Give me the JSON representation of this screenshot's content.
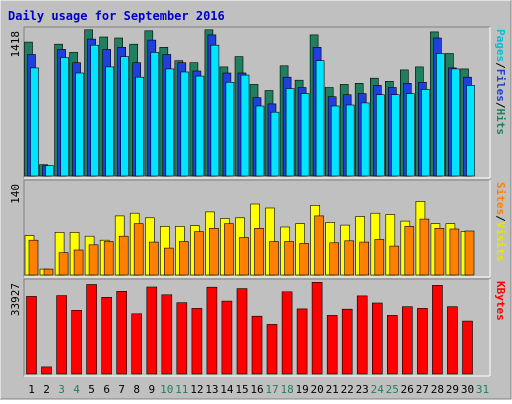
{
  "chart_data": {
    "type": "bar",
    "title": "Daily usage for September 2016",
    "categories": [
      "1",
      "2",
      "3",
      "4",
      "5",
      "6",
      "7",
      "8",
      "9",
      "10",
      "11",
      "12",
      "13",
      "14",
      "15",
      "16",
      "17",
      "18",
      "19",
      "20",
      "21",
      "22",
      "23",
      "24",
      "25",
      "26",
      "27",
      "28",
      "29",
      "30",
      "31"
    ],
    "weekend_days": [
      "3",
      "4",
      "10",
      "11",
      "17",
      "18",
      "24",
      "25",
      "31"
    ],
    "panels": [
      {
        "id": "hits",
        "ymax": 1418,
        "ymax_label": "1418",
        "legend": [
          "Pages",
          "/",
          "Files",
          "/",
          "Hits"
        ],
        "series": [
          {
            "name": "Hits",
            "color": "#1f7f5f",
            "values": [
              1300,
              110,
              1280,
              1200,
              1420,
              1350,
              1340,
              1280,
              1410,
              1250,
              1120,
              1100,
              1420,
              1060,
              1160,
              890,
              830,
              1070,
              930,
              1370,
              860,
              890,
              900,
              950,
              920,
              1030,
              1060,
              1400,
              1190,
              1040
            ]
          },
          {
            "name": "Files",
            "color": "#1f3fdf",
            "values": [
              1180,
              100,
              1230,
              1100,
              1330,
              1230,
              1250,
              1100,
              1320,
              1180,
              1100,
              1020,
              1370,
              1000,
              1000,
              760,
              700,
              960,
              860,
              1250,
              770,
              790,
              800,
              880,
              860,
              900,
              910,
              1340,
              1050,
              960
            ]
          },
          {
            "name": "Pages",
            "color": "#00e5ff",
            "values": [
              1050,
              100,
              1150,
              1000,
              1270,
              1060,
              1160,
              960,
              1200,
              1040,
              1010,
              970,
              1270,
              910,
              980,
              680,
              620,
              850,
              800,
              1120,
              680,
              690,
              710,
              790,
              790,
              800,
              840,
              1190,
              1040,
              880
            ]
          }
        ]
      },
      {
        "id": "visits",
        "ymax": 140,
        "ymax_label": "140",
        "legend": [
          "Sites",
          "/",
          "Visits"
        ],
        "series": [
          {
            "name": "Visits",
            "color": "#ffff00",
            "values": [
              60,
              9,
              65,
              65,
              59,
              53,
              90,
              94,
              87,
              74,
              74,
              75,
              96,
              86,
              87,
              108,
              102,
              73,
              78,
              106,
              80,
              76,
              89,
              94,
              92,
              82,
              112,
              78,
              78,
              66
            ]
          },
          {
            "name": "Sites",
            "color": "#ff8000",
            "values": [
              53,
              9,
              34,
              38,
              46,
              51,
              59,
              78,
              50,
              41,
              51,
              66,
              71,
              78,
              57,
              71,
              51,
              51,
              48,
              90,
              49,
              52,
              50,
              54,
              44,
              74,
              85,
              71,
              70,
              67
            ]
          }
        ]
      },
      {
        "id": "kbytes",
        "ymax": 33927,
        "ymax_label": "33927",
        "legend": [
          "KBytes"
        ],
        "series": [
          {
            "name": "KBytes",
            "color": "#ff0000",
            "values": [
              28600,
              2600,
              28900,
              23500,
              33000,
              28300,
              30500,
              22200,
              32100,
              29200,
              26300,
              24200,
              32000,
              26900,
              31500,
              21300,
              18300,
              30300,
              24000,
              33800,
              21600,
              23900,
              28800,
              26200,
              21600,
              24800,
              24200,
              32700,
              24800,
              19500
            ]
          }
        ]
      }
    ]
  }
}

────

Stated problem => Return the whole listing, word for word, and leave out every picture.

Reply to the task =>
Give me the JSON representation of this screenshot's content.
{
  "chart_data": {
    "type": "bar",
    "title": "Daily usage for September 2016",
    "categories": [
      "1",
      "2",
      "3",
      "4",
      "5",
      "6",
      "7",
      "8",
      "9",
      "10",
      "11",
      "12",
      "13",
      "14",
      "15",
      "16",
      "17",
      "18",
      "19",
      "20",
      "21",
      "22",
      "23",
      "24",
      "25",
      "26",
      "27",
      "28",
      "29",
      "30",
      "31"
    ],
    "weekend_days": [
      "3",
      "4",
      "10",
      "11",
      "17",
      "18",
      "24",
      "25",
      "31"
    ],
    "panels": [
      {
        "id": "hits",
        "ymax": 1418,
        "ymax_label": "1418",
        "legend": [
          "Pages",
          "/",
          "Files",
          "/",
          "Hits"
        ],
        "series": [
          {
            "name": "Hits",
            "color": "#1f7f5f",
            "values": [
              1300,
              110,
              1280,
              1200,
              1420,
              1350,
              1340,
              1280,
              1410,
              1250,
              1120,
              1100,
              1420,
              1060,
              1160,
              890,
              830,
              1070,
              930,
              1370,
              860,
              890,
              900,
              950,
              920,
              1030,
              1060,
              1400,
              1190,
              1040
            ]
          },
          {
            "name": "Files",
            "color": "#1f3fdf",
            "values": [
              1180,
              100,
              1230,
              1100,
              1330,
              1230,
              1250,
              1100,
              1320,
              1180,
              1100,
              1020,
              1370,
              1000,
              1000,
              760,
              700,
              960,
              860,
              1250,
              770,
              790,
              800,
              880,
              860,
              900,
              910,
              1340,
              1050,
              960
            ]
          },
          {
            "name": "Pages",
            "color": "#00e5ff",
            "values": [
              1050,
              100,
              1150,
              1000,
              1270,
              1060,
              1160,
              960,
              1200,
              1040,
              1010,
              970,
              1270,
              910,
              980,
              680,
              620,
              850,
              800,
              1120,
              680,
              690,
              710,
              790,
              790,
              800,
              840,
              1190,
              1040,
              880
            ]
          }
        ]
      },
      {
        "id": "visits",
        "ymax": 140,
        "ymax_label": "140",
        "legend": [
          "Sites",
          "/",
          "Visits"
        ],
        "series": [
          {
            "name": "Visits",
            "color": "#ffff00",
            "values": [
              60,
              9,
              65,
              65,
              59,
              53,
              90,
              94,
              87,
              74,
              74,
              75,
              96,
              86,
              87,
              108,
              102,
              73,
              78,
              106,
              80,
              76,
              89,
              94,
              92,
              82,
              112,
              78,
              78,
              66
            ]
          },
          {
            "name": "Sites",
            "color": "#ff8000",
            "values": [
              53,
              9,
              34,
              38,
              46,
              51,
              59,
              78,
              50,
              41,
              51,
              66,
              71,
              78,
              57,
              71,
              51,
              51,
              48,
              90,
              49,
              52,
              50,
              54,
              44,
              74,
              85,
              71,
              70,
              67
            ]
          }
        ]
      },
      {
        "id": "kbytes",
        "ymax": 33927,
        "ymax_label": "33927",
        "legend": [
          "KBytes"
        ],
        "series": [
          {
            "name": "KBytes",
            "color": "#ff0000",
            "values": [
              28600,
              2600,
              28900,
              23500,
              33000,
              28300,
              30500,
              22200,
              32100,
              29200,
              26300,
              24200,
              32000,
              26900,
              31500,
              21300,
              18300,
              30300,
              24000,
              33800,
              21600,
              23900,
              28800,
              26200,
              21600,
              24800,
              24200,
              32700,
              24800,
              19500
            ]
          }
        ]
      }
    ]
  }
}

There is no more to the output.